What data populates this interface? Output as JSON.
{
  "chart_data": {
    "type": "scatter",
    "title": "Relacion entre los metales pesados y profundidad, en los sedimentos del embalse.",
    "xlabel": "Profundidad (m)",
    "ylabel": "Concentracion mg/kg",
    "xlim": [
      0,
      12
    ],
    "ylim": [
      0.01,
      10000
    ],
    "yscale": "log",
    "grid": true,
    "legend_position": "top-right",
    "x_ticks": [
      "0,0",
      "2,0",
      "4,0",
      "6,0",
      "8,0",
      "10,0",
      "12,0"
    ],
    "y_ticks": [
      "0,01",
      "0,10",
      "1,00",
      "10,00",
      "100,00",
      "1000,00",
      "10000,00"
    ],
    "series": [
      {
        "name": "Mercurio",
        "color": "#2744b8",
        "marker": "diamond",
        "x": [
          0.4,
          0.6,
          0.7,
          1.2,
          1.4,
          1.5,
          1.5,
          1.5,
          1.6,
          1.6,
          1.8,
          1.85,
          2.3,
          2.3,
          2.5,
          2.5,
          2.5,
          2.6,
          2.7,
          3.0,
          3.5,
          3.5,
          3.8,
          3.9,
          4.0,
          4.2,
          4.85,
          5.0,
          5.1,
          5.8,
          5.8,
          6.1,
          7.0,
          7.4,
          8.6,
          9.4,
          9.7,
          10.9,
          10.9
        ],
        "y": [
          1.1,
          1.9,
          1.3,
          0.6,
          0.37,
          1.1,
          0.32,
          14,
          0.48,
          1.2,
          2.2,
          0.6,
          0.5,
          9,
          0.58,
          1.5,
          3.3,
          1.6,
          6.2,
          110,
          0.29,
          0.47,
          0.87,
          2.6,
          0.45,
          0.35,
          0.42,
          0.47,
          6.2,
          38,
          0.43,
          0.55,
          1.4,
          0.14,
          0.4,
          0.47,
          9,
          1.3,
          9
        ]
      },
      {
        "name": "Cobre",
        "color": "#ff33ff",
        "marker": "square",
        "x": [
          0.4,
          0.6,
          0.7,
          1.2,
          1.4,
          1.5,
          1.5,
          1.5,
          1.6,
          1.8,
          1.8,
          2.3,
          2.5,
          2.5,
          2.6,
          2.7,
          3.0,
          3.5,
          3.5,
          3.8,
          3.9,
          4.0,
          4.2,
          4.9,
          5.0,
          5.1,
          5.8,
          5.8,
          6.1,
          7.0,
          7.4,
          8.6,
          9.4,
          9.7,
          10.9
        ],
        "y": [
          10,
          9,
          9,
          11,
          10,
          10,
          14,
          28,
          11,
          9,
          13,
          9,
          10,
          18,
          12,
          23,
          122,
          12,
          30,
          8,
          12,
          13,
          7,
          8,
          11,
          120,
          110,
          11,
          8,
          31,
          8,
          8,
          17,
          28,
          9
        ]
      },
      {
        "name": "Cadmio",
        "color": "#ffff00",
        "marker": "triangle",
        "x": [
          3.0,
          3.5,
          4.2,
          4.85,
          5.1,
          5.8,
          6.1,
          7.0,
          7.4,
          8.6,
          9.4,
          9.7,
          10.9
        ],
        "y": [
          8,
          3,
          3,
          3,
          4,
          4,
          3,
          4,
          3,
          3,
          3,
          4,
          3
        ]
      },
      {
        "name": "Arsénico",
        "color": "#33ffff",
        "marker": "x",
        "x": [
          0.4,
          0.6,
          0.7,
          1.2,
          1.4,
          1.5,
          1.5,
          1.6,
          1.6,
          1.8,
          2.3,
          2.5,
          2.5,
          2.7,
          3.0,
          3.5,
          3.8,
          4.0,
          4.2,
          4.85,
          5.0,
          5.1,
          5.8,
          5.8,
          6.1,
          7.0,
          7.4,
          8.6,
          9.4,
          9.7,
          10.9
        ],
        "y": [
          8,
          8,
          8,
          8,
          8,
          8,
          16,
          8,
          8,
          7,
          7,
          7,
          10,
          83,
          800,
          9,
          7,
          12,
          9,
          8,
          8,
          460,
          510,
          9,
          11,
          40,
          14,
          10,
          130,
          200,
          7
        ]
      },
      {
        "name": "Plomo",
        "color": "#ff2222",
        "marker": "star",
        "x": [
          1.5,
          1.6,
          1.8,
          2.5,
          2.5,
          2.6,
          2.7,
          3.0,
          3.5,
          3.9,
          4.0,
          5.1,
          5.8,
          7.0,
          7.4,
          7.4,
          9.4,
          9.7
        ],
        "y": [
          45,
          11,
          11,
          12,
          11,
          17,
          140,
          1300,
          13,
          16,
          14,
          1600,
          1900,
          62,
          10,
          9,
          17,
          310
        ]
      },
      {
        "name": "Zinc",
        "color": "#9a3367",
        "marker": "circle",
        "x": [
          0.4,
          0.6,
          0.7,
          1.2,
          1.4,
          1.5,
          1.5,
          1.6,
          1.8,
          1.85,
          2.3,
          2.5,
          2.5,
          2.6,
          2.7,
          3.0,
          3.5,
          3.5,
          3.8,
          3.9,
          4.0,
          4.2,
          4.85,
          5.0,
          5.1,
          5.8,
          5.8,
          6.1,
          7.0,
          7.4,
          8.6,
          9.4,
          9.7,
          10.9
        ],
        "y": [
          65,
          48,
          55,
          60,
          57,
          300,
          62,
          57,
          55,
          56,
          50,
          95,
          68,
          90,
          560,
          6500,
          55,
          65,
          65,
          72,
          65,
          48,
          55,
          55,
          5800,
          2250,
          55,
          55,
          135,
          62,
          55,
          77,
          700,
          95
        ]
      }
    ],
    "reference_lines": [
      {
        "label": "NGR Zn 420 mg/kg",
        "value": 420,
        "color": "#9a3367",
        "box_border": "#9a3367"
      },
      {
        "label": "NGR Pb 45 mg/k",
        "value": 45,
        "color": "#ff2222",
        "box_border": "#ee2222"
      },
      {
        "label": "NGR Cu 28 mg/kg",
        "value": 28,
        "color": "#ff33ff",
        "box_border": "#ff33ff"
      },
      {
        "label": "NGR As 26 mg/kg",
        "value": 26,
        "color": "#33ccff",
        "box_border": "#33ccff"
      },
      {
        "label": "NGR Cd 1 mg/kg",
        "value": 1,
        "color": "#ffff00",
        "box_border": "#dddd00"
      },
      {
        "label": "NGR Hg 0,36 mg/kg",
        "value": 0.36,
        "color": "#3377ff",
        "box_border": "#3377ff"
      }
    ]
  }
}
---
Problem statement
Write out the whole listing again, exactly as it stands.

Final answer
What data populates this interface? Output as JSON.
{
  "chart_data": {
    "type": "scatter",
    "title": "Relacion entre los metales pesados y profundidad, en los sedimentos del embalse.",
    "xlabel": "Profundidad (m)",
    "ylabel": "Concentracion mg/kg",
    "xlim": [
      0,
      12
    ],
    "ylim": [
      0.01,
      10000
    ],
    "yscale": "log",
    "grid": true,
    "legend_position": "top-right",
    "x_ticks": [
      "0,0",
      "2,0",
      "4,0",
      "6,0",
      "8,0",
      "10,0",
      "12,0"
    ],
    "y_ticks": [
      "0,01",
      "0,10",
      "1,00",
      "10,00",
      "100,00",
      "1000,00",
      "10000,00"
    ],
    "series": [
      {
        "name": "Mercurio",
        "color": "#2744b8",
        "marker": "diamond",
        "x": [
          0.4,
          0.6,
          0.7,
          1.2,
          1.4,
          1.5,
          1.5,
          1.5,
          1.6,
          1.6,
          1.8,
          1.85,
          2.3,
          2.3,
          2.5,
          2.5,
          2.5,
          2.6,
          2.7,
          3.0,
          3.5,
          3.5,
          3.8,
          3.9,
          4.0,
          4.2,
          4.85,
          5.0,
          5.1,
          5.8,
          5.8,
          6.1,
          7.0,
          7.4,
          8.6,
          9.4,
          9.7,
          10.9,
          10.9
        ],
        "y": [
          1.1,
          1.9,
          1.3,
          0.6,
          0.37,
          1.1,
          0.32,
          14,
          0.48,
          1.2,
          2.2,
          0.6,
          0.5,
          9,
          0.58,
          1.5,
          3.3,
          1.6,
          6.2,
          110,
          0.29,
          0.47,
          0.87,
          2.6,
          0.45,
          0.35,
          0.42,
          0.47,
          6.2,
          38,
          0.43,
          0.55,
          1.4,
          0.14,
          0.4,
          0.47,
          9,
          1.3,
          9
        ]
      },
      {
        "name": "Cobre",
        "color": "#ff33ff",
        "marker": "square",
        "x": [
          0.4,
          0.6,
          0.7,
          1.2,
          1.4,
          1.5,
          1.5,
          1.5,
          1.6,
          1.8,
          1.8,
          2.3,
          2.5,
          2.5,
          2.6,
          2.7,
          3.0,
          3.5,
          3.5,
          3.8,
          3.9,
          4.0,
          4.2,
          4.9,
          5.0,
          5.1,
          5.8,
          5.8,
          6.1,
          7.0,
          7.4,
          8.6,
          9.4,
          9.7,
          10.9
        ],
        "y": [
          10,
          9,
          9,
          11,
          10,
          10,
          14,
          28,
          11,
          9,
          13,
          9,
          10,
          18,
          12,
          23,
          122,
          12,
          30,
          8,
          12,
          13,
          7,
          8,
          11,
          120,
          110,
          11,
          8,
          31,
          8,
          8,
          17,
          28,
          9
        ]
      },
      {
        "name": "Cadmio",
        "color": "#ffff00",
        "marker": "triangle",
        "x": [
          3.0,
          3.5,
          4.2,
          4.85,
          5.1,
          5.8,
          6.1,
          7.0,
          7.4,
          8.6,
          9.4,
          9.7,
          10.9
        ],
        "y": [
          8,
          3,
          3,
          3,
          4,
          4,
          3,
          4,
          3,
          3,
          3,
          4,
          3
        ]
      },
      {
        "name": "Arsénico",
        "color": "#33ffff",
        "marker": "x",
        "x": [
          0.4,
          0.6,
          0.7,
          1.2,
          1.4,
          1.5,
          1.5,
          1.6,
          1.6,
          1.8,
          2.3,
          2.5,
          2.5,
          2.7,
          3.0,
          3.5,
          3.8,
          4.0,
          4.2,
          4.85,
          5.0,
          5.1,
          5.8,
          5.8,
          6.1,
          7.0,
          7.4,
          8.6,
          9.4,
          9.7,
          10.9
        ],
        "y": [
          8,
          8,
          8,
          8,
          8,
          8,
          16,
          8,
          8,
          7,
          7,
          7,
          10,
          83,
          800,
          9,
          7,
          12,
          9,
          8,
          8,
          460,
          510,
          9,
          11,
          40,
          14,
          10,
          130,
          200,
          7
        ]
      },
      {
        "name": "Plomo",
        "color": "#ff2222",
        "marker": "star",
        "x": [
          1.5,
          1.6,
          1.8,
          2.5,
          2.5,
          2.6,
          2.7,
          3.0,
          3.5,
          3.9,
          4.0,
          5.1,
          5.8,
          7.0,
          7.4,
          7.4,
          9.4,
          9.7
        ],
        "y": [
          45,
          11,
          11,
          12,
          11,
          17,
          140,
          1300,
          13,
          16,
          14,
          1600,
          1900,
          62,
          10,
          9,
          17,
          310
        ]
      },
      {
        "name": "Zinc",
        "color": "#9a3367",
        "marker": "circle",
        "x": [
          0.4,
          0.6,
          0.7,
          1.2,
          1.4,
          1.5,
          1.5,
          1.6,
          1.8,
          1.85,
          2.3,
          2.5,
          2.5,
          2.6,
          2.7,
          3.0,
          3.5,
          3.5,
          3.8,
          3.9,
          4.0,
          4.2,
          4.85,
          5.0,
          5.1,
          5.8,
          5.8,
          6.1,
          7.0,
          7.4,
          8.6,
          9.4,
          9.7,
          10.9
        ],
        "y": [
          65,
          48,
          55,
          60,
          57,
          300,
          62,
          57,
          55,
          56,
          50,
          95,
          68,
          90,
          560,
          6500,
          55,
          65,
          65,
          72,
          65,
          48,
          55,
          55,
          5800,
          2250,
          55,
          55,
          135,
          62,
          55,
          77,
          700,
          95
        ]
      }
    ],
    "reference_lines": [
      {
        "label": "NGR Zn 420 mg/kg",
        "value": 420,
        "color": "#9a3367",
        "box_border": "#9a3367"
      },
      {
        "label": "NGR Pb 45 mg/k",
        "value": 45,
        "color": "#ff2222",
        "box_border": "#ee2222"
      },
      {
        "label": "NGR Cu 28 mg/kg",
        "value": 28,
        "color": "#ff33ff",
        "box_border": "#ff33ff"
      },
      {
        "label": "NGR As 26 mg/kg",
        "value": 26,
        "color": "#33ccff",
        "box_border": "#33ccff"
      },
      {
        "label": "NGR Cd 1 mg/kg",
        "value": 1,
        "color": "#ffff00",
        "box_border": "#dddd00"
      },
      {
        "label": "NGR Hg 0,36 mg/kg",
        "value": 0.36,
        "color": "#3377ff",
        "box_border": "#3377ff"
      }
    ]
  }
}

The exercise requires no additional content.